**Trecho selecionado:**
───
Se você acha que acabou por aí, está enganado. Um post de um blog claramente contrário ao governo atual e simpático ao PT dá uma visão “mais direta” da consulta pública. Leia um trecho do texto:
Uma das maiores reservas de água potável do mundo, o Aquífero Guarani está a venda pelo governo ilegítimo de Michel de Temer. Os protagonistas dessa operação é a Nestle e a Coca-cola, que se reuniu com a presidente do Supremo Tribunal Federal (STF), ministra Cármen Lúcia. Ao que parece, é preciso garantir que Lula não seja eleito, de forma nenhuma, já que a operação de privatização das águas brasileiras é uma das maiores operações econômicas e estratégicas do mundo.
A repercussão da tal notícia foi tão grande que fomos “homenageados” no Twitter. Um perfil com o nome de “Volta Dilma” “acreditou” na história e escreveu o seguinte. “A Boatos.org garantiu q era boato… e taí a consulta aberta no Senado, se enganou, como tb faltou desmentir boatos maldosos q circulavam sobre obras de visao estratégica do governo Dilma”.
───
**Itens extraídos:**
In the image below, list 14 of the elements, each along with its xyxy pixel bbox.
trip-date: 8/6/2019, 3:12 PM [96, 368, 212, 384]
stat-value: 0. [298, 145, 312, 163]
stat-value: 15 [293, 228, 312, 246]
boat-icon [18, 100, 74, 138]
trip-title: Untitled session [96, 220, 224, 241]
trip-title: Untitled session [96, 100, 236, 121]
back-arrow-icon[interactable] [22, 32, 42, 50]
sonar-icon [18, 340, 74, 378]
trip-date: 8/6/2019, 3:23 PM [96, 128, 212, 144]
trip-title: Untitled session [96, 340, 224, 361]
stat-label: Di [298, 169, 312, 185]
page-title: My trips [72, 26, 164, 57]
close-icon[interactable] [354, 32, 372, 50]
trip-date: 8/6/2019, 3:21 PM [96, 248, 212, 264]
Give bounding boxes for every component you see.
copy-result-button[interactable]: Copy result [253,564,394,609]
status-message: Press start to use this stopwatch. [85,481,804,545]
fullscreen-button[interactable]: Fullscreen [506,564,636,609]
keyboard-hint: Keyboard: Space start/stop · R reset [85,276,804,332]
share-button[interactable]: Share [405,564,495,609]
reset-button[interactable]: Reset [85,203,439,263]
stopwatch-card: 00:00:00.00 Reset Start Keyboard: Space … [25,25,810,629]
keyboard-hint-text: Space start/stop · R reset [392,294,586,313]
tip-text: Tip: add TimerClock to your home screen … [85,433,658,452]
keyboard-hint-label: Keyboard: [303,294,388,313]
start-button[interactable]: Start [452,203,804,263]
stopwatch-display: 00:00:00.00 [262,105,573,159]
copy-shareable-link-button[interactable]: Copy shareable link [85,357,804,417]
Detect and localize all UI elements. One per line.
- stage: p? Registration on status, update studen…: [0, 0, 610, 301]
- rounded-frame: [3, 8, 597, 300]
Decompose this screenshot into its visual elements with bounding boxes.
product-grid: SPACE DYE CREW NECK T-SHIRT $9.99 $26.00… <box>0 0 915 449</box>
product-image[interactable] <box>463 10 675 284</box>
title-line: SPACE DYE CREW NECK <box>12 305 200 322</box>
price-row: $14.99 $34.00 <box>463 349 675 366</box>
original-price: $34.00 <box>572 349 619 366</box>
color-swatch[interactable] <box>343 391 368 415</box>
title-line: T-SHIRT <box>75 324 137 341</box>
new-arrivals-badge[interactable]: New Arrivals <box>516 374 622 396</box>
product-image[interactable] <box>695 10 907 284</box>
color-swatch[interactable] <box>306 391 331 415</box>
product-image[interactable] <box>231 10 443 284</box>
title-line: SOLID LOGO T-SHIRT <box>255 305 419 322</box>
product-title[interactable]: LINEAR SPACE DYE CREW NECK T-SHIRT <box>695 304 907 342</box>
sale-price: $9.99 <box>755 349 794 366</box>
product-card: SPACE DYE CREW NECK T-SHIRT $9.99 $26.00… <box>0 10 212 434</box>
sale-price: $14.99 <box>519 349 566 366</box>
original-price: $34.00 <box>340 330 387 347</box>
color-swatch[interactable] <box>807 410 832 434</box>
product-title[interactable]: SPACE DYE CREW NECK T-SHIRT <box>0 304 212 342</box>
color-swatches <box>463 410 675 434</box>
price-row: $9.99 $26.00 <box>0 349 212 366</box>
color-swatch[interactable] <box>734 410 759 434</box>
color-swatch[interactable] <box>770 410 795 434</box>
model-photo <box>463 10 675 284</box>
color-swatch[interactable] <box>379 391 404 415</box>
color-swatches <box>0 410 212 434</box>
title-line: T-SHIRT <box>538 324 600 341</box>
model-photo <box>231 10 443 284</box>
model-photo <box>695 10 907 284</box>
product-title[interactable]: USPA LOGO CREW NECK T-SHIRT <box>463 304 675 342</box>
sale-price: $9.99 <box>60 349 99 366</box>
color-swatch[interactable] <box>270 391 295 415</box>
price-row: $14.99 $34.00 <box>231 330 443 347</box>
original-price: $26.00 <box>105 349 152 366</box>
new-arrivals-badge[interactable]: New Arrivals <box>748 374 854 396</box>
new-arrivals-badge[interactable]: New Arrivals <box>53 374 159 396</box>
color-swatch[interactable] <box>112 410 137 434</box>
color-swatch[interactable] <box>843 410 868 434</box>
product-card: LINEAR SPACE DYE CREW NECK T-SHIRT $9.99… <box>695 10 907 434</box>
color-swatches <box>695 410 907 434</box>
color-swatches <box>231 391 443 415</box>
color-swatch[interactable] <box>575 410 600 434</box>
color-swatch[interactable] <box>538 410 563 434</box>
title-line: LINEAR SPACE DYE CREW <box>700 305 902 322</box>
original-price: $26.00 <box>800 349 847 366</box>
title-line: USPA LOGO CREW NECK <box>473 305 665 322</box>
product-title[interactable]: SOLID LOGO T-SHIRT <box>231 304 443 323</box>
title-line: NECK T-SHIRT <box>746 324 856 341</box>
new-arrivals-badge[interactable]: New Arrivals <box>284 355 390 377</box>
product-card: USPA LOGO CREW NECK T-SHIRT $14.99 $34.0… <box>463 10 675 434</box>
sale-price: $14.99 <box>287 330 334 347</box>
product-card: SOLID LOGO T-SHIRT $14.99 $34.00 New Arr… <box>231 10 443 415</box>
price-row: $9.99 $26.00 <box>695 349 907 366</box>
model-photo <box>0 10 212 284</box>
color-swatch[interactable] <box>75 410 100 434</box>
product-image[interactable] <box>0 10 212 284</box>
───
**Instruções da tarefa:** Edite o trecho selecionado a partir das palavras "Se você acha" até depois de "estratégicas do mundo.", escrevendo "Danone" no lugar de "Nestle".

**Resultado:**
Se você acha que acabou por aí, está enganado. Um post de um blog claramente contrário ao governo atual e simpático ao PT dá uma visão “mais direta” da consulta pública. Leia um trecho do texto:
Uma das maiores reservas de água potável do mundo, o Aquífero Guarani está a venda pelo governo ilegítimo de Michel de Temer. Os protagonistas dessa operação é a Danone e a Coca-cola, que se reuniu com a presidente do Supremo Tribunal Federal (STF), ministra Cármen Lúcia. Ao que parece, é preciso garantir que Lula não seja eleito, de forma nenhuma, já que a operação de privatização das águas brasileiras é uma das maiores operações econômicas e estratégicas do mundo.